Given exercise - Locate each line below that includes "value" and reproduce it.
Start of Records provided
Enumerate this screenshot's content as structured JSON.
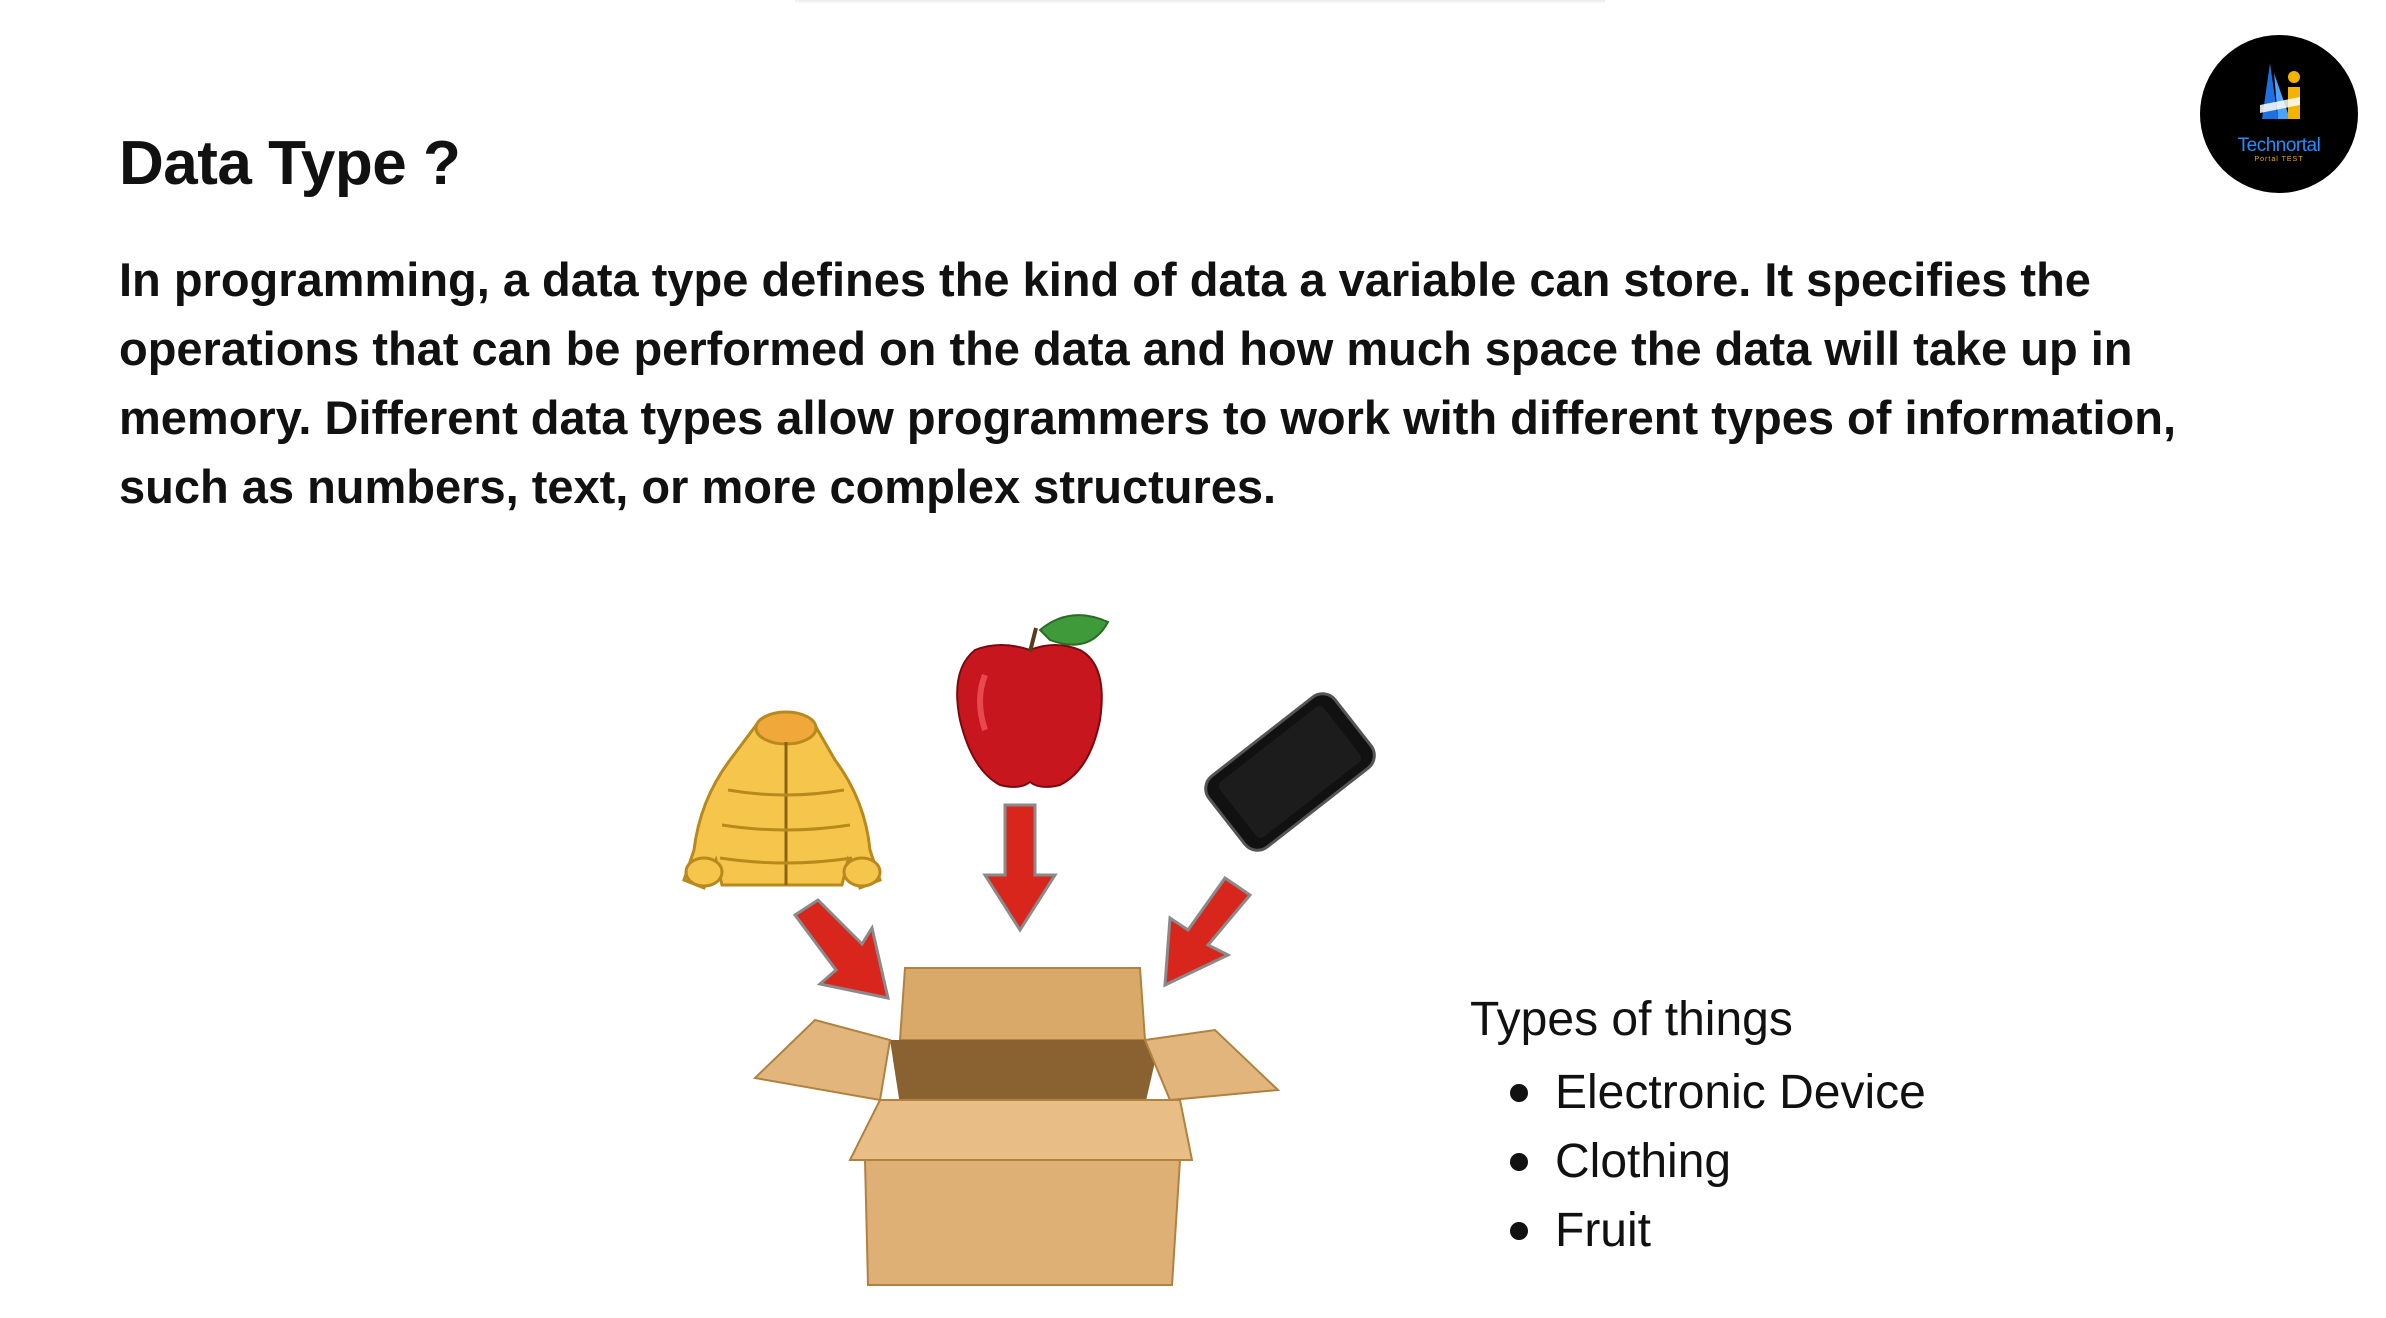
{
  "slide": {
    "title": "Data Type ?",
    "intro": "In programming, a data type defines the kind of data a variable can store. It specifies the operations that can be performed on the data and how much space the data will take up in memory. Different data types allow programmers to work with different types of information, such as numbers, text, or more complex structures."
  },
  "logo": {
    "name": "Technortal",
    "tagline": "Portal TEST"
  },
  "illustration": {
    "items": [
      "jacket-icon",
      "apple-icon",
      "phone-icon",
      "box-icon",
      "arrow-icon"
    ]
  },
  "types": {
    "heading": "Types of things",
    "items": [
      {
        "label": "Electronic Device"
      },
      {
        "label": "Clothing"
      },
      {
        "label": "Fruit"
      }
    ]
  },
  "colors": {
    "arrow": "#d8261c",
    "box": "#e0b47a",
    "jacket": "#f6c64c",
    "apple": "#c8161e",
    "logo_accent": "#1e90ff"
  }
}
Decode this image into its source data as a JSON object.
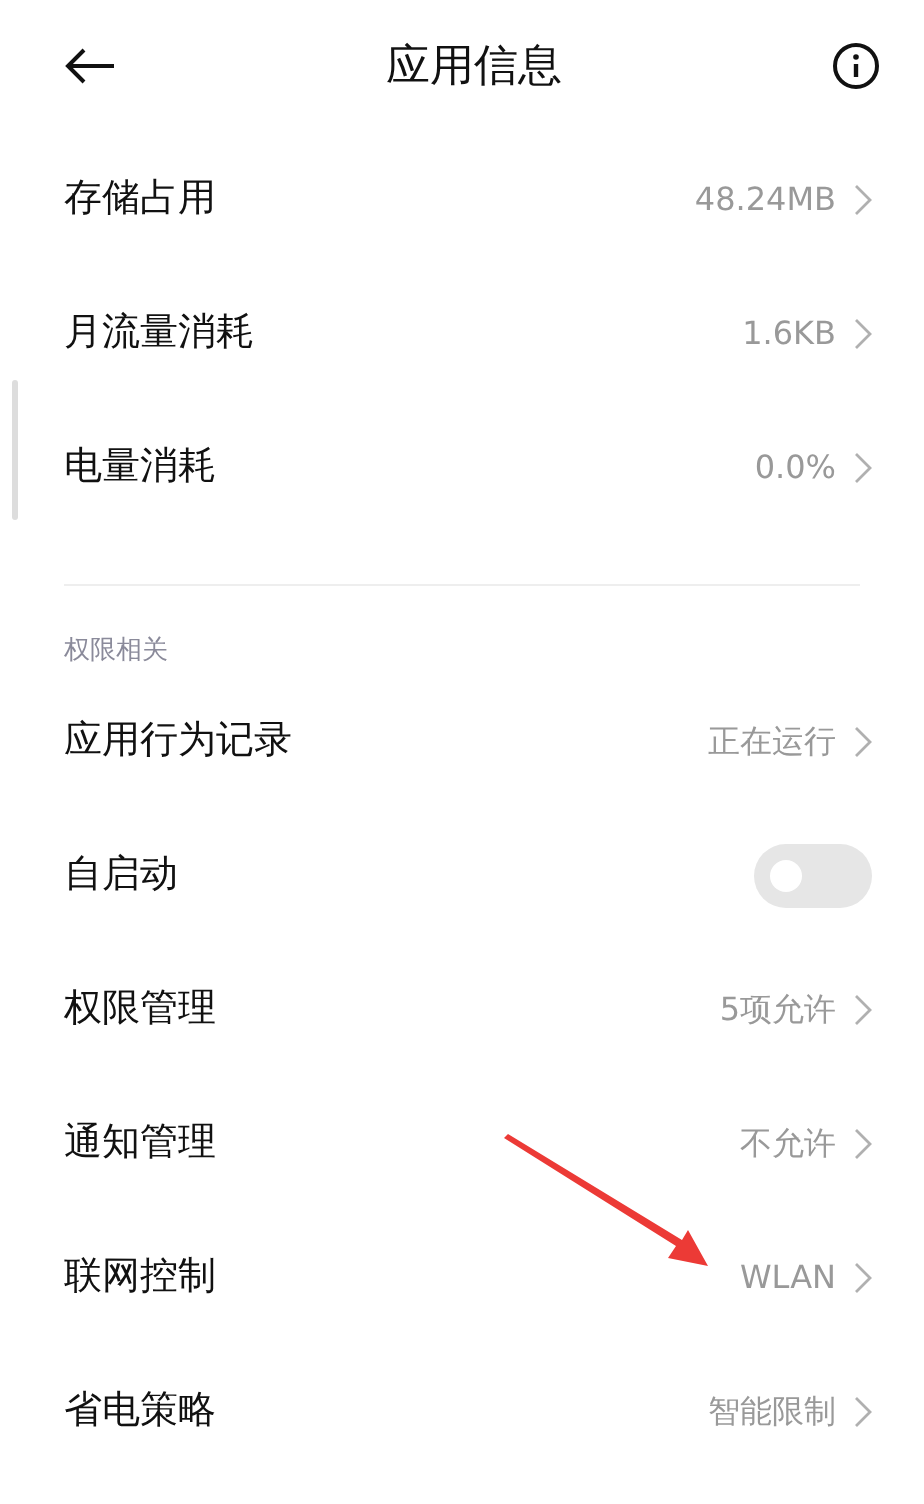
{
  "header": {
    "title": "应用信息"
  },
  "usage_items": [
    {
      "kind": "link",
      "label": "存储占用",
      "value": "48.24MB"
    },
    {
      "kind": "link",
      "label": "月流量消耗",
      "value": "1.6KB"
    },
    {
      "kind": "link",
      "label": "电量消耗",
      "value": "0.0%"
    }
  ],
  "permissions_section": {
    "title": "权限相关",
    "items": [
      {
        "kind": "link",
        "label": "应用行为记录",
        "value": "正在运行"
      },
      {
        "kind": "toggle",
        "label": "自启动",
        "on": false
      },
      {
        "kind": "link",
        "label": "权限管理",
        "value": "5项允许"
      },
      {
        "kind": "link",
        "label": "通知管理",
        "value": "不允许"
      },
      {
        "kind": "link",
        "label": "联网控制",
        "value": "WLAN"
      },
      {
        "kind": "link",
        "label": "省电策略",
        "value": "智能限制"
      }
    ]
  }
}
End of Records provided
Result of the exercise -
      "value": "48.24MB"
      "value": "1.6KB"
      "value": "0.0%"
        "value": "正在运行"
        "value": "5项允许"
        "value": "不允许"
        "value": "WLAN"
        "value": "智能限制"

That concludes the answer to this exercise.